**DIRECTIONS**
1. Answer these questions from the forum post:
(a) In what form should the title appear when the original name is found?
(b) What should the title be when the site does not list an original name?
(c) Which attribute does the expression in the original-name RegExp carry that the others lack?
2. Reproduce the part of the forum post between "I am trying" and "with dest+ syntax.", inclusive, without any changes.

**PAGE EXTRACT**
Solved How to scrape 2 pages in one scraper/Merging two titles into customized <title>
#1
Sad 
Hello,

I am trying to create code, which merging and differentiate two titles into <title> tag. I need to search original title first, if exists, then search for local name, which will be as suffix: "original name (local name)". So far so good and no problem with dest+ syntax.

But! The site which I scraping doesnt have always original name listed. In that case, I would like to end with "local name" only. And that is the catch. I even cant create "local name (local name)" result in case that originalname wasnt found. The only result -when I didnt find original name" is " (local name)".

I tried:

Code:
<GetDetails clearbuffers="no" dest="3">
  <RegExp input="$$8" output="&lt;details&gt;\1&lt;/details&gt;" dest="3">

    <!-- local name as dummy record -->
    <RegExp input="$$1" output="\1" dest="7">
      <expression noclean="1" trim="1">regex_localname</expression>
    </RegExp>

    <!-- try for original name - shouldnt overwrite, if no match, but in fact it does -->
    <RegExp input="$$1" output="\1" dest="7">
      <expression clear="no" noclean="1" trim="1">regex_originalname</expression>
    </RegExp>

    <!-- local name suffix -->
    <RegExp input="$$1" output=" (\1)" dest="7+">
      <expression noclean="1" trim="1">regex_localname</expression>
    </RegExp>

    <!-- merge to output -->
    <RegExp input="$$7" output="&lt;title&gt;\1&lt;/title&gt;" dest="8">
      <expression noclean="1"></expression>
    </RegExp>    

...

**LISTING**
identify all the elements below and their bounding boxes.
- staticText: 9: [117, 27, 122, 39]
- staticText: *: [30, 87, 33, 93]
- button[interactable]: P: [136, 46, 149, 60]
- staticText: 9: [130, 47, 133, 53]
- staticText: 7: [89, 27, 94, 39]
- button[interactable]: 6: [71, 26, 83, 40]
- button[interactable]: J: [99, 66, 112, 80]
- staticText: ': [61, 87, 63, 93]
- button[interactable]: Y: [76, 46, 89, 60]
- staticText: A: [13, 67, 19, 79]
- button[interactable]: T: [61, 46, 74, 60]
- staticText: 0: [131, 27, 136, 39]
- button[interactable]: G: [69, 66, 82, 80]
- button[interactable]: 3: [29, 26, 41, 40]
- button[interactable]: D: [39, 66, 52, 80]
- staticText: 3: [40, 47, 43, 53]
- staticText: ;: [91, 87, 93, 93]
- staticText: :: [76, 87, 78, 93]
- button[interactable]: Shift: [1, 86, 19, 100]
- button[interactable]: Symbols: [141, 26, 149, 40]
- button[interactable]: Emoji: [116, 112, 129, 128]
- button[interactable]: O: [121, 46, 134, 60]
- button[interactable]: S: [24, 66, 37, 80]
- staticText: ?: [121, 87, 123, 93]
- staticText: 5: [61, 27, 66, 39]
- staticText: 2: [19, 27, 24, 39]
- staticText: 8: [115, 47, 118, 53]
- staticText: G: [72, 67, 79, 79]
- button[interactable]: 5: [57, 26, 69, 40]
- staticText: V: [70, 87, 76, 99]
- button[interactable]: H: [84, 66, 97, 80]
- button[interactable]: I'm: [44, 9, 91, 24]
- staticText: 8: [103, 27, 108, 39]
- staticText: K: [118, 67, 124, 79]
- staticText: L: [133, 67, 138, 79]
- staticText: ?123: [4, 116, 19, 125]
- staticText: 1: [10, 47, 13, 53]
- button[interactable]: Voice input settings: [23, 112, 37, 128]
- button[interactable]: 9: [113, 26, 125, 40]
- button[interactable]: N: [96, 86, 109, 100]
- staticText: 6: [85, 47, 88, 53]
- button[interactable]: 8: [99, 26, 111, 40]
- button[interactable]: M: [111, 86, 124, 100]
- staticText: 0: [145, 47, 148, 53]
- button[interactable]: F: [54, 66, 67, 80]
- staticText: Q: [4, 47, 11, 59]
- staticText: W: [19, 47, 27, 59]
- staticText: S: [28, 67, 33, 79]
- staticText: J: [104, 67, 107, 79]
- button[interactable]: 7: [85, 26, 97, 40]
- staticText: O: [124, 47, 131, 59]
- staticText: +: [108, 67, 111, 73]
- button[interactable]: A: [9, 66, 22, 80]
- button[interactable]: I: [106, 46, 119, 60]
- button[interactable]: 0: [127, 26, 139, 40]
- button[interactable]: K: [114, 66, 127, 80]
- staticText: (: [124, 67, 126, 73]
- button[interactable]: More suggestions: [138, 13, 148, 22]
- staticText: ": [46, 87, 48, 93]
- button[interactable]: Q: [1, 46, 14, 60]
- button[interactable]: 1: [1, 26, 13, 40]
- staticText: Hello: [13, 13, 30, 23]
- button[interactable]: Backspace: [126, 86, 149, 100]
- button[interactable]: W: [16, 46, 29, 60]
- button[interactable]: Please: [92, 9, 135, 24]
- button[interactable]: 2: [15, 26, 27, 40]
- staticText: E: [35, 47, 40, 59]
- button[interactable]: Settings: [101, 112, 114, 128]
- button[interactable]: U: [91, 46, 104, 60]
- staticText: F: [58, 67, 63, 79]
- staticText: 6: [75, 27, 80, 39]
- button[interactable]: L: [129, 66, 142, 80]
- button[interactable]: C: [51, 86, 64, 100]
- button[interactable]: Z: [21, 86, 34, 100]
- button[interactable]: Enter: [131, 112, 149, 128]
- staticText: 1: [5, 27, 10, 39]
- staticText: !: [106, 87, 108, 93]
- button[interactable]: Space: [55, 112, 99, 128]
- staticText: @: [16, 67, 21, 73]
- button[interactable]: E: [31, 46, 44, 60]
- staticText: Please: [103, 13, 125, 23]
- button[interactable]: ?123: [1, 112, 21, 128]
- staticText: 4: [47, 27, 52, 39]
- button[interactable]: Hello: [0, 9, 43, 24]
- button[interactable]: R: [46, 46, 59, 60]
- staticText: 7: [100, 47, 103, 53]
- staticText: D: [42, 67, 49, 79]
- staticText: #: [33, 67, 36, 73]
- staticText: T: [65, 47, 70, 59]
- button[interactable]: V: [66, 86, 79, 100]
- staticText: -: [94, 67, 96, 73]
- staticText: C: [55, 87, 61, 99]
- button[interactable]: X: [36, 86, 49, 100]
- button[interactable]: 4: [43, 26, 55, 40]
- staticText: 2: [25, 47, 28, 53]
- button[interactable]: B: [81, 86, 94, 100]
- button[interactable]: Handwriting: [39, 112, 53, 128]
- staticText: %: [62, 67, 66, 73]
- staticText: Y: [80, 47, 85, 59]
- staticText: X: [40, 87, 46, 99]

**EXPECTED RESPONSES**
1.
(a) "original name (local name)"
(b) The local name only.
(c) clear="no"

2.
I am trying to create code, which merging and differentiate two titles into <title> tag. I need to search original title first, if exists, then search for local name, which will be as suffix: "original name (local name)". So far so good and no problem with dest+ syntax.